Extracted data entries

* * *

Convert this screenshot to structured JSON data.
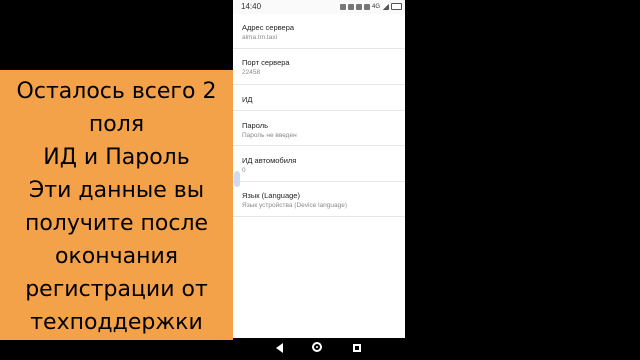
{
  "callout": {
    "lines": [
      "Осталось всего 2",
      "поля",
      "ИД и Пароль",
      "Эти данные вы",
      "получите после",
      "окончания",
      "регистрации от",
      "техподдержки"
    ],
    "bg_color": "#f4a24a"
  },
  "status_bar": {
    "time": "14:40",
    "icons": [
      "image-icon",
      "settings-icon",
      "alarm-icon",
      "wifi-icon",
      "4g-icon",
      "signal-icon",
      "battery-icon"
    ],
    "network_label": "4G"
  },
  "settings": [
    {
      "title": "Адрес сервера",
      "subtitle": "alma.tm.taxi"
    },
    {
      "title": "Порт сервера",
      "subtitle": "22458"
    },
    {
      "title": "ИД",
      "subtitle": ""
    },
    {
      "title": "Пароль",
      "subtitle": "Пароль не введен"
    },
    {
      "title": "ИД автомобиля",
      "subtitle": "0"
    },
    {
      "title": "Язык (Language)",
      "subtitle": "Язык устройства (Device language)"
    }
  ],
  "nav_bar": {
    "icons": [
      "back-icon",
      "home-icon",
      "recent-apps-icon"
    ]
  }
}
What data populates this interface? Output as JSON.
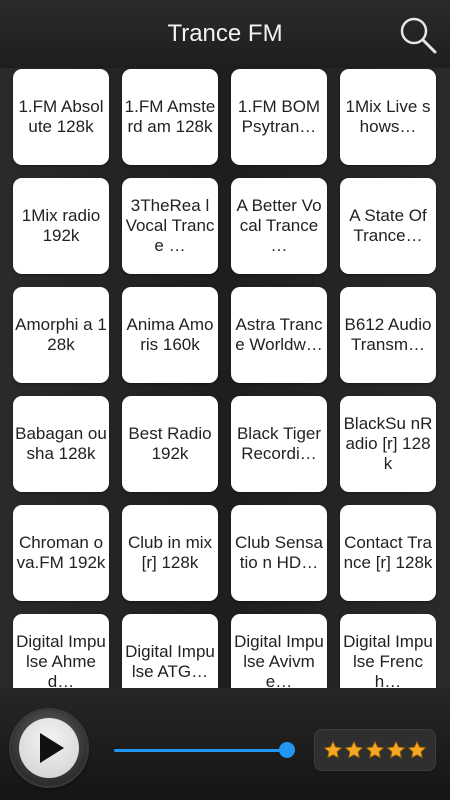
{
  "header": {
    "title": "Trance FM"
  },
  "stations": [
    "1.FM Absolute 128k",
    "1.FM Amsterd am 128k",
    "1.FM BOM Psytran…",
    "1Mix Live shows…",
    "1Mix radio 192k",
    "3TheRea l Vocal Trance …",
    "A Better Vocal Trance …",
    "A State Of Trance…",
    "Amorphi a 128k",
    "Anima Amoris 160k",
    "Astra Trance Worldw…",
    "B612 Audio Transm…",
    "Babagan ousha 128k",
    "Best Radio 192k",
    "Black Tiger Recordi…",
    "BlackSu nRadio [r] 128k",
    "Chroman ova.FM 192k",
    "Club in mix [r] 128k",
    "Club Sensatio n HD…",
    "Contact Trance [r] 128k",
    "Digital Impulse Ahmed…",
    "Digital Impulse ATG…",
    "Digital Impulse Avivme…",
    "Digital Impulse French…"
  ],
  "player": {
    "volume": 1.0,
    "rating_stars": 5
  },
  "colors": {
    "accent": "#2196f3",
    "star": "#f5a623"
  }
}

* * *

» **Given problem**: Make an exact reproduction of the listing above, without any pictures.

» **Exercise answer**:
Convert this screenshot to structured JSON data.
{
  "callout": {
    "lines": [
      "Осталось всего 2",
      "поля",
      "ИД и Пароль",
      "Эти данные вы",
      "получите после",
      "окончания",
      "регистрации от",
      "техподдержки"
    ],
    "bg_color": "#f4a24a"
  },
  "status_bar": {
    "time": "14:40",
    "icons": [
      "image-icon",
      "settings-icon",
      "alarm-icon",
      "wifi-icon",
      "4g-icon",
      "signal-icon",
      "battery-icon"
    ],
    "network_label": "4G"
  },
  "settings": [
    {
      "title": "Адрес сервера",
      "subtitle": "alma.tm.taxi"
    },
    {
      "title": "Порт сервера",
      "subtitle": "22458"
    },
    {
      "title": "ИД",
      "subtitle": ""
    },
    {
      "title": "Пароль",
      "subtitle": "Пароль не введен"
    },
    {
      "title": "ИД автомобиля",
      "subtitle": "0"
    },
    {
      "title": "Язык (Language)",
      "subtitle": "Язык устройства (Device language)"
    }
  ],
  "nav_bar": {
    "icons": [
      "back-icon",
      "home-icon",
      "recent-apps-icon"
    ]
  }
}
What data populates this interface? Output as JSON.
{
  "header": {
    "title": "Trance FM"
  },
  "stations": [
    "1.FM Absolute 128k",
    "1.FM Amsterd am 128k",
    "1.FM BOM Psytran…",
    "1Mix Live shows…",
    "1Mix radio 192k",
    "3TheRea l Vocal Trance …",
    "A Better Vocal Trance …",
    "A State Of Trance…",
    "Amorphi a 128k",
    "Anima Amoris 160k",
    "Astra Trance Worldw…",
    "B612 Audio Transm…",
    "Babagan ousha 128k",
    "Best Radio 192k",
    "Black Tiger Recordi…",
    "BlackSu nRadio [r] 128k",
    "Chroman ova.FM 192k",
    "Club in mix [r] 128k",
    "Club Sensatio n HD…",
    "Contact Trance [r] 128k",
    "Digital Impulse Ahmed…",
    "Digital Impulse ATG…",
    "Digital Impulse Avivme…",
    "Digital Impulse French…"
  ],
  "player": {
    "volume": 1.0,
    "rating_stars": 5
  },
  "colors": {
    "accent": "#2196f3",
    "star": "#f5a623"
  }
}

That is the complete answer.